--- start The records ---

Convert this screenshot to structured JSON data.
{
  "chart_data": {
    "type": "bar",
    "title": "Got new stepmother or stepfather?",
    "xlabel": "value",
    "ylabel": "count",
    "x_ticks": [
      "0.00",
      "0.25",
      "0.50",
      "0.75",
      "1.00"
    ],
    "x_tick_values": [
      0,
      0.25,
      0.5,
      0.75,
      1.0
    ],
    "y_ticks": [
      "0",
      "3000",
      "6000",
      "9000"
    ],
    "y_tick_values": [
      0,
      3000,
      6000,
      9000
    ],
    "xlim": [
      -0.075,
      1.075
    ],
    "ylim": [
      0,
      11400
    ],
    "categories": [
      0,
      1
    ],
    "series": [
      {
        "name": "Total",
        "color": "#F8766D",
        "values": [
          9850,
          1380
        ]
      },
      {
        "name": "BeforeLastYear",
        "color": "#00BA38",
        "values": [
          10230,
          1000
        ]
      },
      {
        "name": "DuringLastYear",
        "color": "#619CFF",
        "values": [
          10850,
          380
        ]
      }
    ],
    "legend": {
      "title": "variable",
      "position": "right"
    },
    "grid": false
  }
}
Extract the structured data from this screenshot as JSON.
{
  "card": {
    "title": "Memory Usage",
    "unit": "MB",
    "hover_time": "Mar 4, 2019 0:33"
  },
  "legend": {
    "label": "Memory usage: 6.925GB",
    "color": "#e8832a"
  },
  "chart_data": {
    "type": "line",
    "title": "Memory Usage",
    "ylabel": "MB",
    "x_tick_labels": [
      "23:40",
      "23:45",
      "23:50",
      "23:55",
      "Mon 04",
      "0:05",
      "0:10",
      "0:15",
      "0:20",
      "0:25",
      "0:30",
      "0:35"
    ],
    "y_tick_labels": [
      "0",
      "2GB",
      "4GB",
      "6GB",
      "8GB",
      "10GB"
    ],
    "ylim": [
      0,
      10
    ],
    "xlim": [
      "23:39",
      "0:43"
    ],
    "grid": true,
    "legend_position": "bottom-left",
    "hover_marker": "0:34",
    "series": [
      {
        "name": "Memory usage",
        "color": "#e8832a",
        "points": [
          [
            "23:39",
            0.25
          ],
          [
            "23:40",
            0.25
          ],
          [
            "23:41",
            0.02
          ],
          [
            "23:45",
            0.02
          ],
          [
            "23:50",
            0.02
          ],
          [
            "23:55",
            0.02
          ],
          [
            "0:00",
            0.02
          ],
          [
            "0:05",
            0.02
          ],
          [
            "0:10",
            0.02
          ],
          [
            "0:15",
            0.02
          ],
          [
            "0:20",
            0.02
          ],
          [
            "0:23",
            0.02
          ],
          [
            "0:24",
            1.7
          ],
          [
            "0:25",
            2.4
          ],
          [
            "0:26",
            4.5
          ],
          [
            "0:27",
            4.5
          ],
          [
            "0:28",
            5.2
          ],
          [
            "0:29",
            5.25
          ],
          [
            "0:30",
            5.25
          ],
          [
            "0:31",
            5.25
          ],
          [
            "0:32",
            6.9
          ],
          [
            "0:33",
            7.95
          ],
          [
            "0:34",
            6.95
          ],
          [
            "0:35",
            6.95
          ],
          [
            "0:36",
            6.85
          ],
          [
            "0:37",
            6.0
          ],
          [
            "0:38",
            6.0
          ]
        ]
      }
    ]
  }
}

--- end The records ---

Transcribe each entry exactly.

Convert this screenshot to structured JSON data.
{
  "chart_data": {
    "type": "bar",
    "title": "Got new stepmother or stepfather?",
    "xlabel": "value",
    "ylabel": "count",
    "x_ticks": [
      "0.00",
      "0.25",
      "0.50",
      "0.75",
      "1.00"
    ],
    "x_tick_values": [
      0,
      0.25,
      0.5,
      0.75,
      1.0
    ],
    "y_ticks": [
      "0",
      "3000",
      "6000",
      "9000"
    ],
    "y_tick_values": [
      0,
      3000,
      6000,
      9000
    ],
    "xlim": [
      -0.075,
      1.075
    ],
    "ylim": [
      0,
      11400
    ],
    "categories": [
      0,
      1
    ],
    "series": [
      {
        "name": "Total",
        "color": "#F8766D",
        "values": [
          9850,
          1380
        ]
      },
      {
        "name": "BeforeLastYear",
        "color": "#00BA38",
        "values": [
          10230,
          1000
        ]
      },
      {
        "name": "DuringLastYear",
        "color": "#619CFF",
        "values": [
          10850,
          380
        ]
      }
    ],
    "legend": {
      "title": "variable",
      "position": "right"
    },
    "grid": false
  }
}
Extract the structured data from this screenshot as JSON.
{
  "card": {
    "title": "Memory Usage",
    "unit": "MB",
    "hover_time": "Mar 4, 2019 0:33"
  },
  "legend": {
    "label": "Memory usage: 6.925GB",
    "color": "#e8832a"
  },
  "chart_data": {
    "type": "line",
    "title": "Memory Usage",
    "ylabel": "MB",
    "x_tick_labels": [
      "23:40",
      "23:45",
      "23:50",
      "23:55",
      "Mon 04",
      "0:05",
      "0:10",
      "0:15",
      "0:20",
      "0:25",
      "0:30",
      "0:35"
    ],
    "y_tick_labels": [
      "0",
      "2GB",
      "4GB",
      "6GB",
      "8GB",
      "10GB"
    ],
    "ylim": [
      0,
      10
    ],
    "xlim": [
      "23:39",
      "0:43"
    ],
    "grid": true,
    "legend_position": "bottom-left",
    "hover_marker": "0:34",
    "series": [
      {
        "name": "Memory usage",
        "color": "#e8832a",
        "points": [
          [
            "23:39",
            0.25
          ],
          [
            "23:40",
            0.25
          ],
          [
            "23:41",
            0.02
          ],
          [
            "23:45",
            0.02
          ],
          [
            "23:50",
            0.02
          ],
          [
            "23:55",
            0.02
          ],
          [
            "0:00",
            0.02
          ],
          [
            "0:05",
            0.02
          ],
          [
            "0:10",
            0.02
          ],
          [
            "0:15",
            0.02
          ],
          [
            "0:20",
            0.02
          ],
          [
            "0:23",
            0.02
          ],
          [
            "0:24",
            1.7
          ],
          [
            "0:25",
            2.4
          ],
          [
            "0:26",
            4.5
          ],
          [
            "0:27",
            4.5
          ],
          [
            "0:28",
            5.2
          ],
          [
            "0:29",
            5.25
          ],
          [
            "0:30",
            5.25
          ],
          [
            "0:31",
            5.25
          ],
          [
            "0:32",
            6.9
          ],
          [
            "0:33",
            7.95
          ],
          [
            "0:34",
            6.95
          ],
          [
            "0:35",
            6.95
          ],
          [
            "0:36",
            6.85
          ],
          [
            "0:37",
            6.0
          ],
          [
            "0:38",
            6.0
          ]
        ]
      }
    ]
  }
}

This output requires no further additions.